*Task prompt*. Could every line of the data be printed exactly as it reads?

[Lines of data]
┏━━

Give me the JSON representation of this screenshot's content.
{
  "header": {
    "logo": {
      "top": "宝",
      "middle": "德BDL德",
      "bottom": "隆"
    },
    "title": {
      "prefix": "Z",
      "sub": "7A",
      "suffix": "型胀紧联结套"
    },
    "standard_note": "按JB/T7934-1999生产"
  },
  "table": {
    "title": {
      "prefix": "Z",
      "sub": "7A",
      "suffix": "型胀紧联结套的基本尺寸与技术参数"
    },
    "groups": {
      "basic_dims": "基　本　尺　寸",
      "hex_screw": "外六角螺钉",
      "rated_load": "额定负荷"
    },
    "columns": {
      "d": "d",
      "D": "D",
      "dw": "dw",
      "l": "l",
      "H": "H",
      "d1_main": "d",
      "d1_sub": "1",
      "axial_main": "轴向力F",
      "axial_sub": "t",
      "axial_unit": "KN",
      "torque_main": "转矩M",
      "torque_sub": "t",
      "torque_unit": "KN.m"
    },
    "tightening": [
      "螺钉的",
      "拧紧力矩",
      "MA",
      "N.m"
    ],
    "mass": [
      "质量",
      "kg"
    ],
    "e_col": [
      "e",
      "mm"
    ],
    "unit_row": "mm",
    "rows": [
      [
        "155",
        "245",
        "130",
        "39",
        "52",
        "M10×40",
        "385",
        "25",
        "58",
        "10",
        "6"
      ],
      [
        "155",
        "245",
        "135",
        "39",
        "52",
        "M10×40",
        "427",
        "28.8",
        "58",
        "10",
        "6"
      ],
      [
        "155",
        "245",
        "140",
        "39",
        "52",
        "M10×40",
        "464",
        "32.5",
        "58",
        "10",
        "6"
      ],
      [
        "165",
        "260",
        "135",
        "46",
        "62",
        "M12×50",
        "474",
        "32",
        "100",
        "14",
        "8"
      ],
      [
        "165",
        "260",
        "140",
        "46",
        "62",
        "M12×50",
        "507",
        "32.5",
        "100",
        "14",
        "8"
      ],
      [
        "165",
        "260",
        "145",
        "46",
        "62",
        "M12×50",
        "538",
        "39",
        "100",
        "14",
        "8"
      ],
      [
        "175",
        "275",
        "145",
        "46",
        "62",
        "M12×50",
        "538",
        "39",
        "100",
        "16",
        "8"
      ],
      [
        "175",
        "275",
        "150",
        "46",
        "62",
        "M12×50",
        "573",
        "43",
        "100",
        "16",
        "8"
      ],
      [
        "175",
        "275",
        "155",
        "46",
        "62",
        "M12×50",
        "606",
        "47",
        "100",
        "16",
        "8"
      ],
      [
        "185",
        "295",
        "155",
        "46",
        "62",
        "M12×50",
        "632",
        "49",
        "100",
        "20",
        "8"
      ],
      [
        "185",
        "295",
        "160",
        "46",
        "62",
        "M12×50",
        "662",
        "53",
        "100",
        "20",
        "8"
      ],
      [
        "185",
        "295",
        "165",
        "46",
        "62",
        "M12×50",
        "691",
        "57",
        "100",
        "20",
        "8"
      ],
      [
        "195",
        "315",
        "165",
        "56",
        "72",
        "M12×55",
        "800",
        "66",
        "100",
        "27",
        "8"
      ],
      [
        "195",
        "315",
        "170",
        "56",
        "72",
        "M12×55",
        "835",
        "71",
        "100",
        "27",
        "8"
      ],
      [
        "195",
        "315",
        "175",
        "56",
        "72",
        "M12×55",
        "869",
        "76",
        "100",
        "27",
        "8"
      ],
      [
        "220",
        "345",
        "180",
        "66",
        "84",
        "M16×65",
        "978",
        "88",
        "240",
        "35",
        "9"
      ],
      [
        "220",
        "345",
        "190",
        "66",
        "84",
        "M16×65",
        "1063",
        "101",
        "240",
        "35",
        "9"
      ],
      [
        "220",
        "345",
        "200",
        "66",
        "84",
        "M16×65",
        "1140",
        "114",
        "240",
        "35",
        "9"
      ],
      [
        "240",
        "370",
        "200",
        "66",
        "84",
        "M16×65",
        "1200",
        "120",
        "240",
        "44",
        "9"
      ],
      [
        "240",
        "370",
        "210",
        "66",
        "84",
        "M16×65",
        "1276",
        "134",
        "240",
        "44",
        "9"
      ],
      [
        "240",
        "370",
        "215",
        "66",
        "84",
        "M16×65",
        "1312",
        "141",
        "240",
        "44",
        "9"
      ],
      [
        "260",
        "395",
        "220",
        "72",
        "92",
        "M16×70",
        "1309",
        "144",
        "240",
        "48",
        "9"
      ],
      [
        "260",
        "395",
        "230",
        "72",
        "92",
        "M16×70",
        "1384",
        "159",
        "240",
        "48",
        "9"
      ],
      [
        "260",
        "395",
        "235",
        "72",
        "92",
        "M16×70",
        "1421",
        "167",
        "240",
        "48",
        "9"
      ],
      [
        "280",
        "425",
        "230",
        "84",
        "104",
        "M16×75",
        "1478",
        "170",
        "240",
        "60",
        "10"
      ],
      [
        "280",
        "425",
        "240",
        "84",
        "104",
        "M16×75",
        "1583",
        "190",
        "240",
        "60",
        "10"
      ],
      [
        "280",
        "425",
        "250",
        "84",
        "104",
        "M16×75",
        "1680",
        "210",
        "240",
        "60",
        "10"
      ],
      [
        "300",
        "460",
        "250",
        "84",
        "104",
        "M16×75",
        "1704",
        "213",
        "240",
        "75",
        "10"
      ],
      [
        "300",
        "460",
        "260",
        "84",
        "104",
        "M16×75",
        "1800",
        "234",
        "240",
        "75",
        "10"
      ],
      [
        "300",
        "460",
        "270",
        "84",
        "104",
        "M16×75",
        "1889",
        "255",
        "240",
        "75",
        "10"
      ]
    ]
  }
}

┗━━

*Result for this task*.
Give me the JSON representation of this screenshot's content.
{
  "header": {
    "logo": {
      "top": "宝",
      "middle": "德BDL德",
      "bottom": "隆"
    },
    "title": {
      "prefix": "Z",
      "sub": "7A",
      "suffix": "型胀紧联结套"
    },
    "standard_note": "按JB/T7934-1999生产"
  },
  "table": {
    "title": {
      "prefix": "Z",
      "sub": "7A",
      "suffix": "型胀紧联结套的基本尺寸与技术参数"
    },
    "groups": {
      "basic_dims": "基　本　尺　寸",
      "hex_screw": "外六角螺钉",
      "rated_load": "额定负荷"
    },
    "columns": {
      "d": "d",
      "D": "D",
      "dw": "dw",
      "l": "l",
      "H": "H",
      "d1_main": "d",
      "d1_sub": "1",
      "axial_main": "轴向力F",
      "axial_sub": "t",
      "axial_unit": "KN",
      "torque_main": "转矩M",
      "torque_sub": "t",
      "torque_unit": "KN.m"
    },
    "tightening": [
      "螺钉的",
      "拧紧力矩",
      "MA",
      "N.m"
    ],
    "mass": [
      "质量",
      "kg"
    ],
    "e_col": [
      "e",
      "mm"
    ],
    "unit_row": "mm",
    "rows": [
      [
        "155",
        "245",
        "130",
        "39",
        "52",
        "M10×40",
        "385",
        "25",
        "58",
        "10",
        "6"
      ],
      [
        "155",
        "245",
        "135",
        "39",
        "52",
        "M10×40",
        "427",
        "28.8",
        "58",
        "10",
        "6"
      ],
      [
        "155",
        "245",
        "140",
        "39",
        "52",
        "M10×40",
        "464",
        "32.5",
        "58",
        "10",
        "6"
      ],
      [
        "165",
        "260",
        "135",
        "46",
        "62",
        "M12×50",
        "474",
        "32",
        "100",
        "14",
        "8"
      ],
      [
        "165",
        "260",
        "140",
        "46",
        "62",
        "M12×50",
        "507",
        "32.5",
        "100",
        "14",
        "8"
      ],
      [
        "165",
        "260",
        "145",
        "46",
        "62",
        "M12×50",
        "538",
        "39",
        "100",
        "14",
        "8"
      ],
      [
        "175",
        "275",
        "145",
        "46",
        "62",
        "M12×50",
        "538",
        "39",
        "100",
        "16",
        "8"
      ],
      [
        "175",
        "275",
        "150",
        "46",
        "62",
        "M12×50",
        "573",
        "43",
        "100",
        "16",
        "8"
      ],
      [
        "175",
        "275",
        "155",
        "46",
        "62",
        "M12×50",
        "606",
        "47",
        "100",
        "16",
        "8"
      ],
      [
        "185",
        "295",
        "155",
        "46",
        "62",
        "M12×50",
        "632",
        "49",
        "100",
        "20",
        "8"
      ],
      [
        "185",
        "295",
        "160",
        "46",
        "62",
        "M12×50",
        "662",
        "53",
        "100",
        "20",
        "8"
      ],
      [
        "185",
        "295",
        "165",
        "46",
        "62",
        "M12×50",
        "691",
        "57",
        "100",
        "20",
        "8"
      ],
      [
        "195",
        "315",
        "165",
        "56",
        "72",
        "M12×55",
        "800",
        "66",
        "100",
        "27",
        "8"
      ],
      [
        "195",
        "315",
        "170",
        "56",
        "72",
        "M12×55",
        "835",
        "71",
        "100",
        "27",
        "8"
      ],
      [
        "195",
        "315",
        "175",
        "56",
        "72",
        "M12×55",
        "869",
        "76",
        "100",
        "27",
        "8"
      ],
      [
        "220",
        "345",
        "180",
        "66",
        "84",
        "M16×65",
        "978",
        "88",
        "240",
        "35",
        "9"
      ],
      [
        "220",
        "345",
        "190",
        "66",
        "84",
        "M16×65",
        "1063",
        "101",
        "240",
        "35",
        "9"
      ],
      [
        "220",
        "345",
        "200",
        "66",
        "84",
        "M16×65",
        "1140",
        "114",
        "240",
        "35",
        "9"
      ],
      [
        "240",
        "370",
        "200",
        "66",
        "84",
        "M16×65",
        "1200",
        "120",
        "240",
        "44",
        "9"
      ],
      [
        "240",
        "370",
        "210",
        "66",
        "84",
        "M16×65",
        "1276",
        "134",
        "240",
        "44",
        "9"
      ],
      [
        "240",
        "370",
        "215",
        "66",
        "84",
        "M16×65",
        "1312",
        "141",
        "240",
        "44",
        "9"
      ],
      [
        "260",
        "395",
        "220",
        "72",
        "92",
        "M16×70",
        "1309",
        "144",
        "240",
        "48",
        "9"
      ],
      [
        "260",
        "395",
        "230",
        "72",
        "92",
        "M16×70",
        "1384",
        "159",
        "240",
        "48",
        "9"
      ],
      [
        "260",
        "395",
        "235",
        "72",
        "92",
        "M16×70",
        "1421",
        "167",
        "240",
        "48",
        "9"
      ],
      [
        "280",
        "425",
        "230",
        "84",
        "104",
        "M16×75",
        "1478",
        "170",
        "240",
        "60",
        "10"
      ],
      [
        "280",
        "425",
        "240",
        "84",
        "104",
        "M16×75",
        "1583",
        "190",
        "240",
        "60",
        "10"
      ],
      [
        "280",
        "425",
        "250",
        "84",
        "104",
        "M16×75",
        "1680",
        "210",
        "240",
        "60",
        "10"
      ],
      [
        "300",
        "460",
        "250",
        "84",
        "104",
        "M16×75",
        "1704",
        "213",
        "240",
        "75",
        "10"
      ],
      [
        "300",
        "460",
        "260",
        "84",
        "104",
        "M16×75",
        "1800",
        "234",
        "240",
        "75",
        "10"
      ],
      [
        "300",
        "460",
        "270",
        "84",
        "104",
        "M16×75",
        "1889",
        "255",
        "240",
        "75",
        "10"
      ]
    ]
  }
}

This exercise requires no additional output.